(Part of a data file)
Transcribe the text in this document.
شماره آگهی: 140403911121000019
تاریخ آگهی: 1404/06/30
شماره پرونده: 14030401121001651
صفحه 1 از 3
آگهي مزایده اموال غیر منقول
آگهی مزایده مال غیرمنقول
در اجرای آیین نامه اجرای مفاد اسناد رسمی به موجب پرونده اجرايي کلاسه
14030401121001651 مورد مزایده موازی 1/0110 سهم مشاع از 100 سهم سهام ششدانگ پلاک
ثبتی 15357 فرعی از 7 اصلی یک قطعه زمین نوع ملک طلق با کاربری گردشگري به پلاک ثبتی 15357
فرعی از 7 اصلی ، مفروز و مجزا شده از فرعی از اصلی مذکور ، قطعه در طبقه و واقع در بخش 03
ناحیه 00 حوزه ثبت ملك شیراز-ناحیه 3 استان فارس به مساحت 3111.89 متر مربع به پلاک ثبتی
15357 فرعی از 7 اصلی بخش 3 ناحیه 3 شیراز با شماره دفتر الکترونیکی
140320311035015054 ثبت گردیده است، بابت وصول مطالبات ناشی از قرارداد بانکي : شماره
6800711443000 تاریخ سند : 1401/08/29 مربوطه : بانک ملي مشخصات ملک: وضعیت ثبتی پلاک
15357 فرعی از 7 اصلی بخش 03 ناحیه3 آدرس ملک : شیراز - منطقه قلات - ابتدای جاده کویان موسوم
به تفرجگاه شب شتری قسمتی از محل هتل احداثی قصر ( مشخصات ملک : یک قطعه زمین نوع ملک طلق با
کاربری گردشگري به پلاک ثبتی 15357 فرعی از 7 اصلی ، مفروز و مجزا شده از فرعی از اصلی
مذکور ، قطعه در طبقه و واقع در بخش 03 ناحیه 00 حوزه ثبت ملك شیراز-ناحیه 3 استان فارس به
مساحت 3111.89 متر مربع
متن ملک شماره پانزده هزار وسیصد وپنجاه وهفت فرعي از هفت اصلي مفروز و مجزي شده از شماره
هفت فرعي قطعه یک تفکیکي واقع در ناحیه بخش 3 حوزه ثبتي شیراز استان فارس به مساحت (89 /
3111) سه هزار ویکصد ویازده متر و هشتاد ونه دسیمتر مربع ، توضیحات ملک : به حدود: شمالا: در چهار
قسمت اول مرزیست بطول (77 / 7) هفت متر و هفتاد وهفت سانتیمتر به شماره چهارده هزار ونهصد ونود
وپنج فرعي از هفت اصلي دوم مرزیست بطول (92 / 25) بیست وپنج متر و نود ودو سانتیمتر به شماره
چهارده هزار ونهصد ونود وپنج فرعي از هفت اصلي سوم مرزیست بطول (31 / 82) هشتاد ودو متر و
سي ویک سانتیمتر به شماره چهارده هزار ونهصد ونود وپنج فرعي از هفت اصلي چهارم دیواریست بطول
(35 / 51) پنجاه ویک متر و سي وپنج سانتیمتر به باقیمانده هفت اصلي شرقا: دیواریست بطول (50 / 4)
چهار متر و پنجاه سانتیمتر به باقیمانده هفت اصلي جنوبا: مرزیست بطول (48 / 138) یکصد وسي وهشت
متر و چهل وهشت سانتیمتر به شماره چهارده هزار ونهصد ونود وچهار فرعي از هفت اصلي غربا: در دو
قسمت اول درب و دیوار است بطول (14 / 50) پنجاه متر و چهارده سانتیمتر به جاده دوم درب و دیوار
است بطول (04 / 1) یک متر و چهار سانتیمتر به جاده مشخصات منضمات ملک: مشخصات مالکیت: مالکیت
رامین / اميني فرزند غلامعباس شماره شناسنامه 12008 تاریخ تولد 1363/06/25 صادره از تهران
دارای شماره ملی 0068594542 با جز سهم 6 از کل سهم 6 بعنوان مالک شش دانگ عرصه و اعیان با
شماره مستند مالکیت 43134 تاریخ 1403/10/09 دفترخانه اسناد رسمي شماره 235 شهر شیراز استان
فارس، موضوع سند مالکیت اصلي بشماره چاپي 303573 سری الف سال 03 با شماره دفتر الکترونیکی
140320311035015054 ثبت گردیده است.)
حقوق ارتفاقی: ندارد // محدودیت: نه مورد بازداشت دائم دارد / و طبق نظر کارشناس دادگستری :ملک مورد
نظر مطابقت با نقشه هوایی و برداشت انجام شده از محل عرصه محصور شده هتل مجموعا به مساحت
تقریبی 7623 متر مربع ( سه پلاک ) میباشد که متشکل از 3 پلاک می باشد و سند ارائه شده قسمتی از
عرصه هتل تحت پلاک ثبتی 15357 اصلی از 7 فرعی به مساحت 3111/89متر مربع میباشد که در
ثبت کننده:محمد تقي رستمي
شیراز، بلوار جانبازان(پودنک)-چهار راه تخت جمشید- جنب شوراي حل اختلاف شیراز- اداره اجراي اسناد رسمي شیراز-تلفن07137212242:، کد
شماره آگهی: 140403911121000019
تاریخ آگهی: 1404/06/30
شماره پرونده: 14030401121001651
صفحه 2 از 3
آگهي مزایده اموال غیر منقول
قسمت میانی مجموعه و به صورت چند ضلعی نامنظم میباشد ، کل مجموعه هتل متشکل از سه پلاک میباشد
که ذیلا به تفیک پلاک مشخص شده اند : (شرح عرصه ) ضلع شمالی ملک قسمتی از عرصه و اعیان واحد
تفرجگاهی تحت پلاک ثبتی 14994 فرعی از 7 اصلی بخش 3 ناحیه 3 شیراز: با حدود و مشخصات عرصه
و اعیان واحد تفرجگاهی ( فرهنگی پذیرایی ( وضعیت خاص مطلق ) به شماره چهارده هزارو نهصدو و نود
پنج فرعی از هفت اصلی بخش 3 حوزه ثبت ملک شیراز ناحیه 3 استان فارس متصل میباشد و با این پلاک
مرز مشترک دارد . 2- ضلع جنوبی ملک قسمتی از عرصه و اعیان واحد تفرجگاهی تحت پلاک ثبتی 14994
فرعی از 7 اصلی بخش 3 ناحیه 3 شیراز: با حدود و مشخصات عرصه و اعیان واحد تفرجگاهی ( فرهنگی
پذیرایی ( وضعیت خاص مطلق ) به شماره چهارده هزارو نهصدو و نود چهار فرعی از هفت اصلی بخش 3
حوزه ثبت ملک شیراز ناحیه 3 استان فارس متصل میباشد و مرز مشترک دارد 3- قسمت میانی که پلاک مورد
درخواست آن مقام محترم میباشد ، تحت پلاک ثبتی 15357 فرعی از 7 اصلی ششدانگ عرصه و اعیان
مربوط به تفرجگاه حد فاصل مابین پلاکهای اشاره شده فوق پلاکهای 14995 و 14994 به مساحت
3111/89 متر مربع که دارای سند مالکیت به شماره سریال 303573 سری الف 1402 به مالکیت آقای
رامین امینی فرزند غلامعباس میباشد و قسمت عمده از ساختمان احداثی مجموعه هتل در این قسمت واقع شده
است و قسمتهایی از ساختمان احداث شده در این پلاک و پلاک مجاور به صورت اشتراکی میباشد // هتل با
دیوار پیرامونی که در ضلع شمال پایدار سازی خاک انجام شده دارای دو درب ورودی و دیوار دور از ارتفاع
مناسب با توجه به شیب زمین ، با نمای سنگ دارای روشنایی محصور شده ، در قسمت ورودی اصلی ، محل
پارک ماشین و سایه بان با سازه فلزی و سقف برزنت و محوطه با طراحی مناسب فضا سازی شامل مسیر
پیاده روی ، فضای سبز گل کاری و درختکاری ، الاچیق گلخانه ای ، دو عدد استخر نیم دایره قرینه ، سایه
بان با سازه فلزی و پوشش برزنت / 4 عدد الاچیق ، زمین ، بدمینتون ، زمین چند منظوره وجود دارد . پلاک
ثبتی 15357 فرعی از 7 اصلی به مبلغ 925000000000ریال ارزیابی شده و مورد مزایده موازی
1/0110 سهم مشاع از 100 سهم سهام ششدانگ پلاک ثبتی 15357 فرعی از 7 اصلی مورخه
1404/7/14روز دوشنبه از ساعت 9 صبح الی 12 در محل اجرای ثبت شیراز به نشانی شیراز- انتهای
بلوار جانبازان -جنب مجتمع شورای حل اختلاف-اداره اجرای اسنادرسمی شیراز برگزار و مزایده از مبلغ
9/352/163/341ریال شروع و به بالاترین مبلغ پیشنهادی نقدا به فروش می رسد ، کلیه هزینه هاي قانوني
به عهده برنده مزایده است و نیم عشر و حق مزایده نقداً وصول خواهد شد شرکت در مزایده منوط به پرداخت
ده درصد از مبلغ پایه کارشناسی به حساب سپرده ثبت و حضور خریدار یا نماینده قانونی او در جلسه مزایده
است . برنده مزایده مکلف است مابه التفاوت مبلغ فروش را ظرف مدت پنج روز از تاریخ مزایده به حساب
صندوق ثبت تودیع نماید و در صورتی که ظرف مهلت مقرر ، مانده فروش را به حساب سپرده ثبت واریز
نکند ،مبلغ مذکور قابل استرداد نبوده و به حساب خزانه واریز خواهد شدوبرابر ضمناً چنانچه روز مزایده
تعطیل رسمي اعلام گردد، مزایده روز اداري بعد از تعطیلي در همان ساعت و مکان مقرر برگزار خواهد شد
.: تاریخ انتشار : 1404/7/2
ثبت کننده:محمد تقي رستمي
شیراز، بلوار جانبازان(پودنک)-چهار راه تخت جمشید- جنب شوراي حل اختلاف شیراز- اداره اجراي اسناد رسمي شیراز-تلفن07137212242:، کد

:: Stated task ::
Within the data above, count the lines that contain the string "جاده"; the reply is the number alone.

:: The answer ::
3